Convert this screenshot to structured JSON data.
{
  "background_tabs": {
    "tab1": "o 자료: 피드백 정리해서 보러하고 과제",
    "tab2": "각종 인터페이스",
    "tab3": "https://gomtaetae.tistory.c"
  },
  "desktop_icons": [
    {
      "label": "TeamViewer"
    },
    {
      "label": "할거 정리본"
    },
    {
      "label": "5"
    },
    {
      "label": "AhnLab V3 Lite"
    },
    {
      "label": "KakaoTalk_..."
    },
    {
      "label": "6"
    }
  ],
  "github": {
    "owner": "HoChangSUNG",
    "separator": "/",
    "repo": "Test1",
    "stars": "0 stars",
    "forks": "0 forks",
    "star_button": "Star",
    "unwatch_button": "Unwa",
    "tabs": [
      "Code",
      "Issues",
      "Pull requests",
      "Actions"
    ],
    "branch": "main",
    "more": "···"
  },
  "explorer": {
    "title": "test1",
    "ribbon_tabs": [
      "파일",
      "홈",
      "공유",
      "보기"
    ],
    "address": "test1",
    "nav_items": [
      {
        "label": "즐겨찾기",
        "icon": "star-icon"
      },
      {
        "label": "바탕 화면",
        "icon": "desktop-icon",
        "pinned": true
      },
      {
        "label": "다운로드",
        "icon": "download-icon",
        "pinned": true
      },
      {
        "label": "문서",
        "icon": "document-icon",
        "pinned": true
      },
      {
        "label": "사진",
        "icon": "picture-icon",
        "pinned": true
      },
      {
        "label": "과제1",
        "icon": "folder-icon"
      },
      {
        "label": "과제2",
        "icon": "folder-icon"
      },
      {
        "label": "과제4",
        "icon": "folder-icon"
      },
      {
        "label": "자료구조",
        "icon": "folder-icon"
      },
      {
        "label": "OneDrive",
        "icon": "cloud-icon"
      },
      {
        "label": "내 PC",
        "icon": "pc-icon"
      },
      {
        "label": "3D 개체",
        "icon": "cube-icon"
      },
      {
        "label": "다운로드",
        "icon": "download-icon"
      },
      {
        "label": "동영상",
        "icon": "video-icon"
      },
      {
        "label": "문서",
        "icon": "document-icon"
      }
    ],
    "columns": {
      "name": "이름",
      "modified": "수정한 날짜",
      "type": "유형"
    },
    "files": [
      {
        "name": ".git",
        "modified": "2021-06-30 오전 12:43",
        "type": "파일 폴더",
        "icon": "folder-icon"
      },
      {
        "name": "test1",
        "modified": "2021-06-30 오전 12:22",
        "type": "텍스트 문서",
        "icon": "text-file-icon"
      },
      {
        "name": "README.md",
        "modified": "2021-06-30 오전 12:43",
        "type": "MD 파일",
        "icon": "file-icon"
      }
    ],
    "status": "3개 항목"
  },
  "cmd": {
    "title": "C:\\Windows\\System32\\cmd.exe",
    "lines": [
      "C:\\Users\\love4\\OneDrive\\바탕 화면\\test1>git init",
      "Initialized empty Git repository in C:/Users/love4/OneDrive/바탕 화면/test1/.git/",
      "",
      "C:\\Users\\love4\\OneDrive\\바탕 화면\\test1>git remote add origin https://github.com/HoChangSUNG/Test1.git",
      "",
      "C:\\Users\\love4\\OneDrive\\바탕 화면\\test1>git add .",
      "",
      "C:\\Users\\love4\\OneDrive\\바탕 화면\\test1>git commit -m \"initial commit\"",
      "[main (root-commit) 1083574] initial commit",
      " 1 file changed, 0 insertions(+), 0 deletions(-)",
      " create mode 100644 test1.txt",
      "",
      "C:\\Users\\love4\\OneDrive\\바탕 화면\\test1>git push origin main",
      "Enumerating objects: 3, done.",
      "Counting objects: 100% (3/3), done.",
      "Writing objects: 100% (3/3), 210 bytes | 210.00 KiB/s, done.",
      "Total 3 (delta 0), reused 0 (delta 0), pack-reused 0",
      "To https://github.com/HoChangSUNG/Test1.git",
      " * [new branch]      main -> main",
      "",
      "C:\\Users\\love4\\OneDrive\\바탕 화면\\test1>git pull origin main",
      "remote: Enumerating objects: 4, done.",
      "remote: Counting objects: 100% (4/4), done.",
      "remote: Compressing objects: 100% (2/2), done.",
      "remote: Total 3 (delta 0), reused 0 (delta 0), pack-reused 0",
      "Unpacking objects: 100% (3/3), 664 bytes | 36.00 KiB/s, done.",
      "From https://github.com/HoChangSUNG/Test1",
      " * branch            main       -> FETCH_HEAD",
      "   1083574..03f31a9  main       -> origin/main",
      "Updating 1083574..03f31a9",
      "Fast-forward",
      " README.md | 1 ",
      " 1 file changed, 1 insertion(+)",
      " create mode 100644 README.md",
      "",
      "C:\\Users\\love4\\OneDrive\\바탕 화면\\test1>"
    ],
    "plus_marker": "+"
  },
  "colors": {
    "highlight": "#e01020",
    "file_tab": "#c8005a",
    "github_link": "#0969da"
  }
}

——————————

Aim of the task
Take the entries and copy them out exactly.

Solution to the problem
Convert this screenshot to structured JSON data.
{
  "background_tabs": {
    "tab1": "o 자료: 피드백 정리해서 보러하고 과제",
    "tab2": "각종 인터페이스",
    "tab3": "https://gomtaetae.tistory.c"
  },
  "desktop_icons": [
    {
      "label": "TeamViewer"
    },
    {
      "label": "할거 정리본"
    },
    {
      "label": "5"
    },
    {
      "label": "AhnLab V3 Lite"
    },
    {
      "label": "KakaoTalk_..."
    },
    {
      "label": "6"
    }
  ],
  "github": {
    "owner": "HoChangSUNG",
    "separator": "/",
    "repo": "Test1",
    "stars": "0 stars",
    "forks": "0 forks",
    "star_button": "Star",
    "unwatch_button": "Unwa",
    "tabs": [
      "Code",
      "Issues",
      "Pull requests",
      "Actions"
    ],
    "branch": "main",
    "more": "···"
  },
  "explorer": {
    "title": "test1",
    "ribbon_tabs": [
      "파일",
      "홈",
      "공유",
      "보기"
    ],
    "address": "test1",
    "nav_items": [
      {
        "label": "즐겨찾기",
        "icon": "star-icon"
      },
      {
        "label": "바탕 화면",
        "icon": "desktop-icon",
        "pinned": true
      },
      {
        "label": "다운로드",
        "icon": "download-icon",
        "pinned": true
      },
      {
        "label": "문서",
        "icon": "document-icon",
        "pinned": true
      },
      {
        "label": "사진",
        "icon": "picture-icon",
        "pinned": true
      },
      {
        "label": "과제1",
        "icon": "folder-icon"
      },
      {
        "label": "과제2",
        "icon": "folder-icon"
      },
      {
        "label": "과제4",
        "icon": "folder-icon"
      },
      {
        "label": "자료구조",
        "icon": "folder-icon"
      },
      {
        "label": "OneDrive",
        "icon": "cloud-icon"
      },
      {
        "label": "내 PC",
        "icon": "pc-icon"
      },
      {
        "label": "3D 개체",
        "icon": "cube-icon"
      },
      {
        "label": "다운로드",
        "icon": "download-icon"
      },
      {
        "label": "동영상",
        "icon": "video-icon"
      },
      {
        "label": "문서",
        "icon": "document-icon"
      }
    ],
    "columns": {
      "name": "이름",
      "modified": "수정한 날짜",
      "type": "유형"
    },
    "files": [
      {
        "name": ".git",
        "modified": "2021-06-30 오전 12:43",
        "type": "파일 폴더",
        "icon": "folder-icon"
      },
      {
        "name": "test1",
        "modified": "2021-06-30 오전 12:22",
        "type": "텍스트 문서",
        "icon": "text-file-icon"
      },
      {
        "name": "README.md",
        "modified": "2021-06-30 오전 12:43",
        "type": "MD 파일",
        "icon": "file-icon"
      }
    ],
    "status": "3개 항목"
  },
  "cmd": {
    "title": "C:\\Windows\\System32\\cmd.exe",
    "lines": [
      "C:\\Users\\love4\\OneDrive\\바탕 화면\\test1>git init",
      "Initialized empty Git repository in C:/Users/love4/OneDrive/바탕 화면/test1/.git/",
      "",
      "C:\\Users\\love4\\OneDrive\\바탕 화면\\test1>git remote add origin https://github.com/HoChangSUNG/Test1.git",
      "",
      "C:\\Users\\love4\\OneDrive\\바탕 화면\\test1>git add .",
      "",
      "C:\\Users\\love4\\OneDrive\\바탕 화면\\test1>git commit -m \"initial commit\"",
      "[main (root-commit) 1083574] initial commit",
      " 1 file changed, 0 insertions(+), 0 deletions(-)",
      " create mode 100644 test1.txt",
      "",
      "C:\\Users\\love4\\OneDrive\\바탕 화면\\test1>git push origin main",
      "Enumerating objects: 3, done.",
      "Counting objects: 100% (3/3), done.",
      "Writing objects: 100% (3/3), 210 bytes | 210.00 KiB/s, done.",
      "Total 3 (delta 0), reused 0 (delta 0), pack-reused 0",
      "To https://github.com/HoChangSUNG/Test1.git",
      " * [new branch]      main -> main",
      "",
      "C:\\Users\\love4\\OneDrive\\바탕 화면\\test1>git pull origin main",
      "remote: Enumerating objects: 4, done.",
      "remote: Counting objects: 100% (4/4), done.",
      "remote: Compressing objects: 100% (2/2), done.",
      "remote: Total 3 (delta 0), reused 0 (delta 0), pack-reused 0",
      "Unpacking objects: 100% (3/3), 664 bytes | 36.00 KiB/s, done.",
      "From https://github.com/HoChangSUNG/Test1",
      " * branch            main       -> FETCH_HEAD",
      "   1083574..03f31a9  main       -> origin/main",
      "Updating 1083574..03f31a9",
      "Fast-forward",
      " README.md | 1 ",
      " 1 file changed, 1 insertion(+)",
      " create mode 100644 README.md",
      "",
      "C:\\Users\\love4\\OneDrive\\바탕 화면\\test1>"
    ],
    "plus_marker": "+"
  },
  "colors": {
    "highlight": "#e01020",
    "file_tab": "#c8005a",
    "github_link": "#0969da"
  }
}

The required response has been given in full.